— Begin Dataset records —
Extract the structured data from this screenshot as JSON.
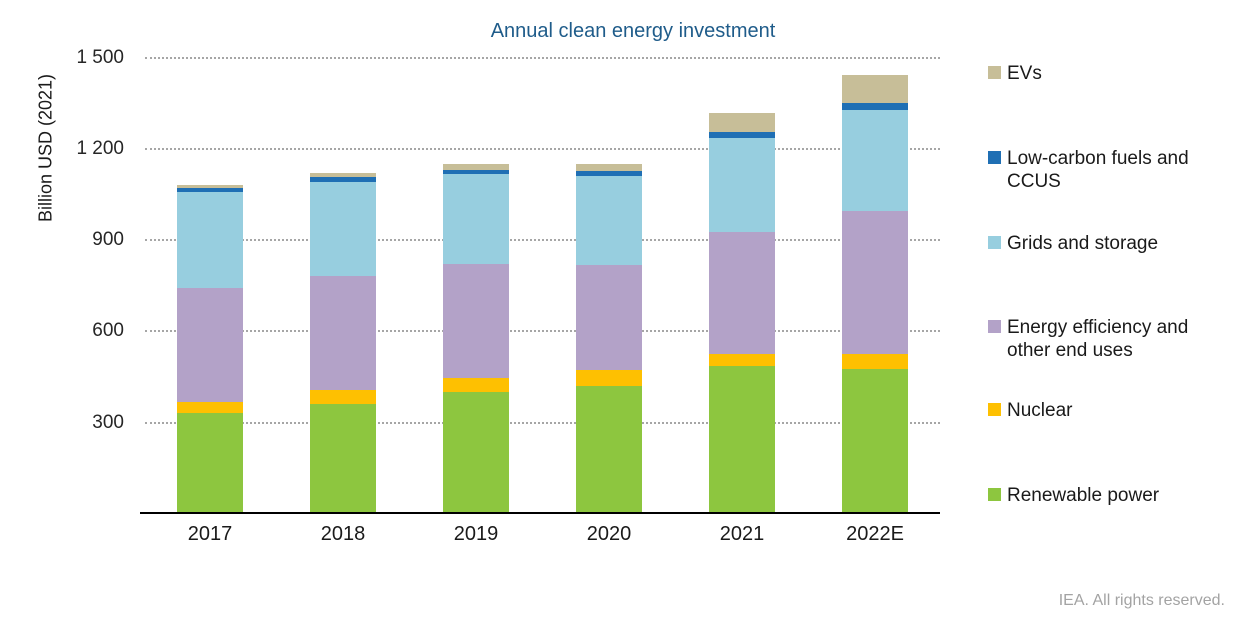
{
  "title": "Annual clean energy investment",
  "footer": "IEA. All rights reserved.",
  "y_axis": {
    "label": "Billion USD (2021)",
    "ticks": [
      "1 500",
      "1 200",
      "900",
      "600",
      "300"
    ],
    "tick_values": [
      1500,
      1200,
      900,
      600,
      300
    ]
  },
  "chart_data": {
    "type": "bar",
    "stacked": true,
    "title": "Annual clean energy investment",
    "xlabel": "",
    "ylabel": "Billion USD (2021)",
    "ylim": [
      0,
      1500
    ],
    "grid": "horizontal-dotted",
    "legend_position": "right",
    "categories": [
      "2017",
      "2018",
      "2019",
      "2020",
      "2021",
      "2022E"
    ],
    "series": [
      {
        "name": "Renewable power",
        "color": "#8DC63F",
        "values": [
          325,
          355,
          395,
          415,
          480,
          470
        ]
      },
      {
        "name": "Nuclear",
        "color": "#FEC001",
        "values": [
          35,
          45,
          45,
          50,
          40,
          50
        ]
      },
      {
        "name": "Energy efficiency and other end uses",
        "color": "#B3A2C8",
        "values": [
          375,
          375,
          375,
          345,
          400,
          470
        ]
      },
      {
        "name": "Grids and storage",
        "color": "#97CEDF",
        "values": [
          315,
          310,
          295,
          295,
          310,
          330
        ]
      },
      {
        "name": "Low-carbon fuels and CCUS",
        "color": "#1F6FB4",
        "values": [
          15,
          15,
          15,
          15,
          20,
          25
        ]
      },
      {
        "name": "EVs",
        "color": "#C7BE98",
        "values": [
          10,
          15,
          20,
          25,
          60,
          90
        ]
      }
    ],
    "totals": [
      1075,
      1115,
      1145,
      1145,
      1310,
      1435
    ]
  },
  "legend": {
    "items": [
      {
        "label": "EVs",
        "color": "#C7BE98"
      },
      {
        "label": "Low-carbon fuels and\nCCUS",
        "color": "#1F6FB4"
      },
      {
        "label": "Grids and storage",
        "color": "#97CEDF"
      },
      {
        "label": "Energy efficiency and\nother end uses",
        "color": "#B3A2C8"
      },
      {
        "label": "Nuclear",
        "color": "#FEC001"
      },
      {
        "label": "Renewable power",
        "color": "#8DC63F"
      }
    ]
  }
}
— End Dataset records —
Write out each line of the data exactly; the images should be left out.

Extract the structured data from this screenshot as JSON.
{
  "title": "Annual clean energy investment",
  "footer": "IEA. All rights reserved.",
  "y_axis": {
    "label": "Billion USD (2021)",
    "ticks": [
      "1 500",
      "1 200",
      "900",
      "600",
      "300"
    ],
    "tick_values": [
      1500,
      1200,
      900,
      600,
      300
    ]
  },
  "chart_data": {
    "type": "bar",
    "stacked": true,
    "title": "Annual clean energy investment",
    "xlabel": "",
    "ylabel": "Billion USD (2021)",
    "ylim": [
      0,
      1500
    ],
    "grid": "horizontal-dotted",
    "legend_position": "right",
    "categories": [
      "2017",
      "2018",
      "2019",
      "2020",
      "2021",
      "2022E"
    ],
    "series": [
      {
        "name": "Renewable power",
        "color": "#8DC63F",
        "values": [
          325,
          355,
          395,
          415,
          480,
          470
        ]
      },
      {
        "name": "Nuclear",
        "color": "#FEC001",
        "values": [
          35,
          45,
          45,
          50,
          40,
          50
        ]
      },
      {
        "name": "Energy efficiency and other end uses",
        "color": "#B3A2C8",
        "values": [
          375,
          375,
          375,
          345,
          400,
          470
        ]
      },
      {
        "name": "Grids and storage",
        "color": "#97CEDF",
        "values": [
          315,
          310,
          295,
          295,
          310,
          330
        ]
      },
      {
        "name": "Low-carbon fuels and CCUS",
        "color": "#1F6FB4",
        "values": [
          15,
          15,
          15,
          15,
          20,
          25
        ]
      },
      {
        "name": "EVs",
        "color": "#C7BE98",
        "values": [
          10,
          15,
          20,
          25,
          60,
          90
        ]
      }
    ],
    "totals": [
      1075,
      1115,
      1145,
      1145,
      1310,
      1435
    ]
  },
  "legend": {
    "items": [
      {
        "label": "EVs",
        "color": "#C7BE98"
      },
      {
        "label": "Low-carbon fuels and\nCCUS",
        "color": "#1F6FB4"
      },
      {
        "label": "Grids and storage",
        "color": "#97CEDF"
      },
      {
        "label": "Energy efficiency and\nother end uses",
        "color": "#B3A2C8"
      },
      {
        "label": "Nuclear",
        "color": "#FEC001"
      },
      {
        "label": "Renewable power",
        "color": "#8DC63F"
      }
    ]
  }
}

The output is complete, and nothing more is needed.